Saved entries
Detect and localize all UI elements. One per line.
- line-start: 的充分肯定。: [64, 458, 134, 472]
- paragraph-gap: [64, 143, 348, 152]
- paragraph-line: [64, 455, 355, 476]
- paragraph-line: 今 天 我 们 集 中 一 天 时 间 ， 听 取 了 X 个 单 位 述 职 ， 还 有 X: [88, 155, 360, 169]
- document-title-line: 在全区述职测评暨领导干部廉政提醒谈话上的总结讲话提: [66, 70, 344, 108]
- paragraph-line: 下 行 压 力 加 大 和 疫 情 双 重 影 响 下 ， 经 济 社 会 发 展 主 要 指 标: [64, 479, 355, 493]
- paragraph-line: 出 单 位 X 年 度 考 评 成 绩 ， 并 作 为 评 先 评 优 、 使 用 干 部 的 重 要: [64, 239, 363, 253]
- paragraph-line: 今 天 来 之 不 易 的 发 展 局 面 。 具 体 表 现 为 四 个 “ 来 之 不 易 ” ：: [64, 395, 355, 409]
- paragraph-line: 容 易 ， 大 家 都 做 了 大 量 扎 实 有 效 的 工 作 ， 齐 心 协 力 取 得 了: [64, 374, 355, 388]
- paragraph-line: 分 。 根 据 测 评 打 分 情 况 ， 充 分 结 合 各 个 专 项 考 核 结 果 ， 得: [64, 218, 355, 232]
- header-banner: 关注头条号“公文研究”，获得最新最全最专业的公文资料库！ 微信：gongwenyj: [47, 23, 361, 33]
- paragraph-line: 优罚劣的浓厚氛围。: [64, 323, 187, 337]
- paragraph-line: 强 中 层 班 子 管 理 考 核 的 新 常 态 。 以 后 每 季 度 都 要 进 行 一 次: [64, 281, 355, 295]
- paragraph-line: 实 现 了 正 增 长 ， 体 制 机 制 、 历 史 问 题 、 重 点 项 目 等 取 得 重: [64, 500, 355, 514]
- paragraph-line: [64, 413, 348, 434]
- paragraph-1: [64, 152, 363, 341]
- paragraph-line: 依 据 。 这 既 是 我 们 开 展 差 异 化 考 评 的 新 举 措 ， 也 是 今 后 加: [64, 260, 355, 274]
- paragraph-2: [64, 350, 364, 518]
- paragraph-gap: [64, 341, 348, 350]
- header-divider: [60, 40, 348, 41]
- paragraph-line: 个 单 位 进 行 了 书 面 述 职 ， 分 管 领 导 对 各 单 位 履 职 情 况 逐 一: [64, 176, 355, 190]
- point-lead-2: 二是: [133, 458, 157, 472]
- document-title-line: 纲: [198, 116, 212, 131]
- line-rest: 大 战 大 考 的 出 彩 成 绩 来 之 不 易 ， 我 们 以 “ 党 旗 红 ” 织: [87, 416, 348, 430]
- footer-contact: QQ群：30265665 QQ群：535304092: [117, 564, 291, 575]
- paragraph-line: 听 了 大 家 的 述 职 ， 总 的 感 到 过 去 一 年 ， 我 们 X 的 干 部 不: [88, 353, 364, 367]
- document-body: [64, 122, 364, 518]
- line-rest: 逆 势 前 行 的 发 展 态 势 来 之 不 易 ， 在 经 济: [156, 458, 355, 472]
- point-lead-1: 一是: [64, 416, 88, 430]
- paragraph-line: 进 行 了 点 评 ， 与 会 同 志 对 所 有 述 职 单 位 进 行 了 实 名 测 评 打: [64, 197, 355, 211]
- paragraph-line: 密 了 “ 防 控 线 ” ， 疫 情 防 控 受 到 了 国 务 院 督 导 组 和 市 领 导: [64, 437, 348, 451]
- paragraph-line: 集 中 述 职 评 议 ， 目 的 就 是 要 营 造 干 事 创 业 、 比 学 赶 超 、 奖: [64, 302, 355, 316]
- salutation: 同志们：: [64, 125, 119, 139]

### Exercise instructions
Substitute "text-line" for every "paragraph-line" in the rows above and write out all the rows again, with everything else unchanged.

### Complete output
Detect and localize all UI elements. One per line.
- line-start: 的充分肯定。: [64, 458, 134, 472]
- paragraph-gap: [64, 143, 348, 152]
- text-line: [64, 455, 355, 476]
- text-line: 今 天 我 们 集 中 一 天 时 间 ， 听 取 了 X 个 单 位 述 职 ， 还 有 X: [88, 155, 360, 169]
- document-title-line: 在全区述职测评暨领导干部廉政提醒谈话上的总结讲话提: [66, 70, 344, 108]
- text-line: 下 行 压 力 加 大 和 疫 情 双 重 影 响 下 ， 经 济 社 会 发 展 主 要 指 标: [64, 479, 355, 493]
- text-line: 出 单 位 X 年 度 考 评 成 绩 ， 并 作 为 评 先 评 优 、 使 用 干 部 的 重 要: [64, 239, 363, 253]
- text-line: 今 天 来 之 不 易 的 发 展 局 面 。 具 体 表 现 为 四 个 “ 来 之 不 易 ” ：: [64, 395, 355, 409]
- text-line: 容 易 ， 大 家 都 做 了 大 量 扎 实 有 效 的 工 作 ， 齐 心 协 力 取 得 了: [64, 374, 355, 388]
- text-line: 分 。 根 据 测 评 打 分 情 况 ， 充 分 结 合 各 个 专 项 考 核 结 果 ， 得: [64, 218, 355, 232]
- header-banner: 关注头条号“公文研究”，获得最新最全最专业的公文资料库！ 微信：gongwenyj: [47, 23, 361, 33]
- text-line: 优罚劣的浓厚氛围。: [64, 323, 187, 337]
- text-line: 强 中 层 班 子 管 理 考 核 的 新 常 态 。 以 后 每 季 度 都 要 进 行 一 次: [64, 281, 355, 295]
- text-line: 实 现 了 正 增 长 ， 体 制 机 制 、 历 史 问 题 、 重 点 项 目 等 取 得 重: [64, 500, 355, 514]
- text-line: [64, 413, 348, 434]
- paragraph-1: [64, 152, 363, 341]
- text-line: 依 据 。 这 既 是 我 们 开 展 差 异 化 考 评 的 新 举 措 ， 也 是 今 后 加: [64, 260, 355, 274]
- paragraph-2: [64, 350, 364, 518]
- paragraph-gap: [64, 341, 348, 350]
- header-divider: [60, 40, 348, 41]
- text-line: 个 单 位 进 行 了 书 面 述 职 ， 分 管 领 导 对 各 单 位 履 职 情 况 逐 一: [64, 176, 355, 190]
- point-lead-2: 二是: [133, 458, 157, 472]
- document-title-line: 纲: [198, 116, 212, 131]
- line-rest: 大 战 大 考 的 出 彩 成 绩 来 之 不 易 ， 我 们 以 “ 党 旗 红 ” 织: [87, 416, 348, 430]
- footer-contact: QQ群：30265665 QQ群：535304092: [117, 564, 291, 575]
- text-line: 听 了 大 家 的 述 职 ， 总 的 感 到 过 去 一 年 ， 我 们 X 的 干 部 不: [88, 353, 364, 367]
- document-body: [64, 122, 364, 518]
- line-rest: 逆 势 前 行 的 发 展 态 势 来 之 不 易 ， 在 经 济: [156, 458, 355, 472]
- point-lead-1: 一是: [64, 416, 88, 430]
- text-line: 进 行 了 点 评 ， 与 会 同 志 对 所 有 述 职 单 位 进 行 了 实 名 测 评 打: [64, 197, 355, 211]
- text-line: 密 了 “ 防 控 线 ” ， 疫 情 防 控 受 到 了 国 务 院 督 导 组 和 市 领 导: [64, 437, 348, 451]
- text-line: 集 中 述 职 评 议 ， 目 的 就 是 要 营 造 干 事 创 业 、 比 学 赶 超 、 奖: [64, 302, 355, 316]
- salutation: 同志们：: [64, 125, 119, 139]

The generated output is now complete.